**Given task**
Copy out all of the data below with no alterations.

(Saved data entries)
◆ ◆ ◆

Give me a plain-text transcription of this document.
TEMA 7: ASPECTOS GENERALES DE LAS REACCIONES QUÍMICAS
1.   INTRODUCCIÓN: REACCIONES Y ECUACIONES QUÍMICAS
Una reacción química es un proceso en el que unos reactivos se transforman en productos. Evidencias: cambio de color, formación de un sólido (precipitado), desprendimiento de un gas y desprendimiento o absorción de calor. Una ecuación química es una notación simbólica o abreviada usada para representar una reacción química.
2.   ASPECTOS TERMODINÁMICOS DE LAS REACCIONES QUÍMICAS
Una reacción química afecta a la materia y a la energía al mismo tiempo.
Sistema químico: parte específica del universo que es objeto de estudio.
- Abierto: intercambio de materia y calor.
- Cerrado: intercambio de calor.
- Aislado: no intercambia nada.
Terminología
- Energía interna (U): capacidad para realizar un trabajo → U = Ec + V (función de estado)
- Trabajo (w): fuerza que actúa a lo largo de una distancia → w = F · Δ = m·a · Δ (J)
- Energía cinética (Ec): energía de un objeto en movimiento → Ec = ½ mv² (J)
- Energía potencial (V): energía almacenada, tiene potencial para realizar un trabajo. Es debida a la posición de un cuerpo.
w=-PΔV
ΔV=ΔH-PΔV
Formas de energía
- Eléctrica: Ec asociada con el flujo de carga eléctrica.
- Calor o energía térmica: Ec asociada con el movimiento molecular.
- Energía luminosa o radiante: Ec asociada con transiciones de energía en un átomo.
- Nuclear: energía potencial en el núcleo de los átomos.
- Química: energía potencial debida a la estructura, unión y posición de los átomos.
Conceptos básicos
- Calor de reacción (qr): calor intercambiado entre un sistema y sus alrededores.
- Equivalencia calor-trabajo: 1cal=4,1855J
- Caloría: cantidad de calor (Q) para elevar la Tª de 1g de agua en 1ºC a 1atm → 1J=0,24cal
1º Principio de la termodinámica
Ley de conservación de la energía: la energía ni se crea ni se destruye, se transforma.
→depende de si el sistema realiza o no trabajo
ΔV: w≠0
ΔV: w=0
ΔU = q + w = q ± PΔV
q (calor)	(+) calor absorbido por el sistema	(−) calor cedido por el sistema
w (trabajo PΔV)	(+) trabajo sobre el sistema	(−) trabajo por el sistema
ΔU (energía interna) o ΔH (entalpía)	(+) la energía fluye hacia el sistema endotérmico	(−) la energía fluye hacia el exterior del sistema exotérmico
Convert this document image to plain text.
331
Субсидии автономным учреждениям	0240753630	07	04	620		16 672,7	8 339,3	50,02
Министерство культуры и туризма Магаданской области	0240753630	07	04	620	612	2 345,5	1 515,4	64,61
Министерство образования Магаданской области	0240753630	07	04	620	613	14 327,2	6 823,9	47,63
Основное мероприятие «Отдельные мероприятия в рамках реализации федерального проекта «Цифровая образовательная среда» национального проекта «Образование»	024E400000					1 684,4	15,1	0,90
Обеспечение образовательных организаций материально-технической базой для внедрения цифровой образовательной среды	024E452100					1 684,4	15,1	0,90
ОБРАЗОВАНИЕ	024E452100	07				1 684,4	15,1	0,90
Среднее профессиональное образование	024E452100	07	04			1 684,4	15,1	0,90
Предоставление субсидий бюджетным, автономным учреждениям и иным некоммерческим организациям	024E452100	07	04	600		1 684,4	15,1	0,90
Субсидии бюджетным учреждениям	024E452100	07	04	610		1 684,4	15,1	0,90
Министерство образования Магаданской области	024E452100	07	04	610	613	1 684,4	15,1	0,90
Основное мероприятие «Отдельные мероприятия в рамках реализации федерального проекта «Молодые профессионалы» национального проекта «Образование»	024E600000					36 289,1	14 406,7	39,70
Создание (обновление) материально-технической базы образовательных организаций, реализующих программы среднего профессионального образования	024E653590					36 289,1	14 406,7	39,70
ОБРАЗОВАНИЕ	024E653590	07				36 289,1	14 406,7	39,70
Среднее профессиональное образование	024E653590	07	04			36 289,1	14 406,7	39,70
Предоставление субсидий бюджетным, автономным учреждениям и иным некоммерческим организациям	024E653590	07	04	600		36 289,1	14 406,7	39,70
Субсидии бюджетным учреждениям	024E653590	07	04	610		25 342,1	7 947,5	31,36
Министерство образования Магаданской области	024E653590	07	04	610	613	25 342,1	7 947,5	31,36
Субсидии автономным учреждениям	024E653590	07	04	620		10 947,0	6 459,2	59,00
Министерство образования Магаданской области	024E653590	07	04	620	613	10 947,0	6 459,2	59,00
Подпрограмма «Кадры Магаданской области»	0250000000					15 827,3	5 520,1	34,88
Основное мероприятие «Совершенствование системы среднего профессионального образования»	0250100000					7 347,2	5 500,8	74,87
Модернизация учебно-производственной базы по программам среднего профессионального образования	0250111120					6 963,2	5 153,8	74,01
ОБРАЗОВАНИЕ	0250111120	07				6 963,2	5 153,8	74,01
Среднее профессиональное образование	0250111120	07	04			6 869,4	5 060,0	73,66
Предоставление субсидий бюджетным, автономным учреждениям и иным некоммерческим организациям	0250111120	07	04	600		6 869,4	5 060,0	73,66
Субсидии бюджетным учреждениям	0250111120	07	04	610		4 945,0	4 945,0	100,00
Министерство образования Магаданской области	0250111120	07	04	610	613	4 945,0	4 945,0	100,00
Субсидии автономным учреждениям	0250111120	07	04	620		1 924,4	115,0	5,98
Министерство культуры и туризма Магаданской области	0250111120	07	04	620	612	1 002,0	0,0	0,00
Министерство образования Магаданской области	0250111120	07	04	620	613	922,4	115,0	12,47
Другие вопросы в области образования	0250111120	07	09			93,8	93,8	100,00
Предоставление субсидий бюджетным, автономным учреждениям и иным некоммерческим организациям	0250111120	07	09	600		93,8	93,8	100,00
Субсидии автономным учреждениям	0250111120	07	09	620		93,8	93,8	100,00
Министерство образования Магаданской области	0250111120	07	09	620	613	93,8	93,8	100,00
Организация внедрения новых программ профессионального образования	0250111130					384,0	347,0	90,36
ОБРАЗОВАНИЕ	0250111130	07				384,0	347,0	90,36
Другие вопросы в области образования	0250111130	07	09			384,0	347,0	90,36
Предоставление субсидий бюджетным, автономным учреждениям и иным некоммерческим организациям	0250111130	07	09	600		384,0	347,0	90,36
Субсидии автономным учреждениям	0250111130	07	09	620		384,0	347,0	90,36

◆ ◆ ◆

**Task solution**
Give me a plain-text transcription of this document.
TEMA 7: ASPECTOS GENERALES DE LAS REACCIONES QUÍMICAS
1.   INTRODUCCIÓN: REACCIONES Y ECUACIONES QUÍMICAS
Una reacción química es un proceso en el que unos reactivos se transforman en productos. Evidencias: cambio de color, formación de un sólido (precipitado), desprendimiento de un gas y desprendimiento o absorción de calor. Una ecuación química es una notación simbólica o abreviada usada para representar una reacción química.
2.   ASPECTOS TERMODINÁMICOS DE LAS REACCIONES QUÍMICAS
Una reacción química afecta a la materia y a la energía al mismo tiempo.
Sistema químico: parte específica del universo que es objeto de estudio.
- Abierto: intercambio de materia y calor.
- Cerrado: intercambio de calor.
- Aislado: no intercambia nada.
Terminología
- Energía interna (U): capacidad para realizar un trabajo → U = Ec + V (función de estado)
- Trabajo (w): fuerza que actúa a lo largo de una distancia → w = F · Δ = m·a · Δ (J)
- Energía cinética (Ec): energía de un objeto en movimiento → Ec = ½ mv² (J)
- Energía potencial (V): energía almacenada, tiene potencial para realizar un trabajo. Es debida a la posición de un cuerpo.
w=-PΔV
ΔV=ΔH-PΔV
Formas de energía
- Eléctrica: Ec asociada con el flujo de carga eléctrica.
- Calor o energía térmica: Ec asociada con el movimiento molecular.
- Energía luminosa o radiante: Ec asociada con transiciones de energía en un átomo.
- Nuclear: energía potencial en el núcleo de los átomos.
- Química: energía potencial debida a la estructura, unión y posición de los átomos.
Conceptos básicos
- Calor de reacción (qr): calor intercambiado entre un sistema y sus alrededores.
- Equivalencia calor-trabajo: 1cal=4,1855J
- Caloría: cantidad de calor (Q) para elevar la Tª de 1g de agua en 1ºC a 1atm → 1J=0,24cal
1º Principio de la termodinámica
Ley de conservación de la energía: la energía ni se crea ni se destruye, se transforma.
→depende de si el sistema realiza o no trabajo
ΔV: w≠0
ΔV: w=0
ΔU = q + w = q ± PΔV
q (calor)	(+) calor absorbido por el sistema	(−) calor cedido por el sistema
w (trabajo PΔV)	(+) trabajo sobre el sistema	(−) trabajo por el sistema
ΔU (energía interna) o ΔH (entalpía)	(+) la energía fluye hacia el sistema endotérmico	(−) la energía fluye hacia el exterior del sistema exotérmico
Convert this document image to plain text.
331
Субсидии автономным учреждениям	0240753630	07	04	620		16 672,7	8 339,3	50,02
Министерство культуры и туризма Магаданской области	0240753630	07	04	620	612	2 345,5	1 515,4	64,61
Министерство образования Магаданской области	0240753630	07	04	620	613	14 327,2	6 823,9	47,63
Основное мероприятие «Отдельные мероприятия в рамках реализации федерального проекта «Цифровая образовательная среда» национального проекта «Образование»	024E400000					1 684,4	15,1	0,90
Обеспечение образовательных организаций материально-технической базой для внедрения цифровой образовательной среды	024E452100					1 684,4	15,1	0,90
ОБРАЗОВАНИЕ	024E452100	07				1 684,4	15,1	0,90
Среднее профессиональное образование	024E452100	07	04			1 684,4	15,1	0,90
Предоставление субсидий бюджетным, автономным учреждениям и иным некоммерческим организациям	024E452100	07	04	600		1 684,4	15,1	0,90
Субсидии бюджетным учреждениям	024E452100	07	04	610		1 684,4	15,1	0,90
Министерство образования Магаданской области	024E452100	07	04	610	613	1 684,4	15,1	0,90
Основное мероприятие «Отдельные мероприятия в рамках реализации федерального проекта «Молодые профессионалы» национального проекта «Образование»	024E600000					36 289,1	14 406,7	39,70
Создание (обновление) материально-технической базы образовательных организаций, реализующих программы среднего профессионального образования	024E653590					36 289,1	14 406,7	39,70
ОБРАЗОВАНИЕ	024E653590	07				36 289,1	14 406,7	39,70
Среднее профессиональное образование	024E653590	07	04			36 289,1	14 406,7	39,70
Предоставление субсидий бюджетным, автономным учреждениям и иным некоммерческим организациям	024E653590	07	04	600		36 289,1	14 406,7	39,70
Субсидии бюджетным учреждениям	024E653590	07	04	610		25 342,1	7 947,5	31,36
Министерство образования Магаданской области	024E653590	07	04	610	613	25 342,1	7 947,5	31,36
Субсидии автономным учреждениям	024E653590	07	04	620		10 947,0	6 459,2	59,00
Министерство образования Магаданской области	024E653590	07	04	620	613	10 947,0	6 459,2	59,00
Подпрограмма «Кадры Магаданской области»	0250000000					15 827,3	5 520,1	34,88
Основное мероприятие «Совершенствование системы среднего профессионального образования»	0250100000					7 347,2	5 500,8	74,87
Модернизация учебно-производственной базы по программам среднего профессионального образования	0250111120					6 963,2	5 153,8	74,01
ОБРАЗОВАНИЕ	0250111120	07				6 963,2	5 153,8	74,01
Среднее профессиональное образование	0250111120	07	04			6 869,4	5 060,0	73,66
Предоставление субсидий бюджетным, автономным учреждениям и иным некоммерческим организациям	0250111120	07	04	600		6 869,4	5 060,0	73,66
Субсидии бюджетным учреждениям	0250111120	07	04	610		4 945,0	4 945,0	100,00
Министерство образования Магаданской области	0250111120	07	04	610	613	4 945,0	4 945,0	100,00
Субсидии автономным учреждениям	0250111120	07	04	620		1 924,4	115,0	5,98
Министерство культуры и туризма Магаданской области	0250111120	07	04	620	612	1 002,0	0,0	0,00
Министерство образования Магаданской области	0250111120	07	04	620	613	922,4	115,0	12,47
Другие вопросы в области образования	0250111120	07	09			93,8	93,8	100,00
Предоставление субсидий бюджетным, автономным учреждениям и иным некоммерческим организациям	0250111120	07	09	600		93,8	93,8	100,00
Субсидии автономным учреждениям	0250111120	07	09	620		93,8	93,8	100,00
Министерство образования Магаданской области	0250111120	07	09	620	613	93,8	93,8	100,00
Организация внедрения новых программ профессионального образования	0250111130					384,0	347,0	90,36
ОБРАЗОВАНИЕ	0250111130	07				384,0	347,0	90,36
Другие вопросы в области образования	0250111130	07	09			384,0	347,0	90,36
Предоставление субсидий бюджетным, автономным учреждениям и иным некоммерческим организациям	0250111130	07	09	600		384,0	347,0	90,36
Субсидии автономным учреждениям	0250111130	07	09	620		384,0	347,0	90,36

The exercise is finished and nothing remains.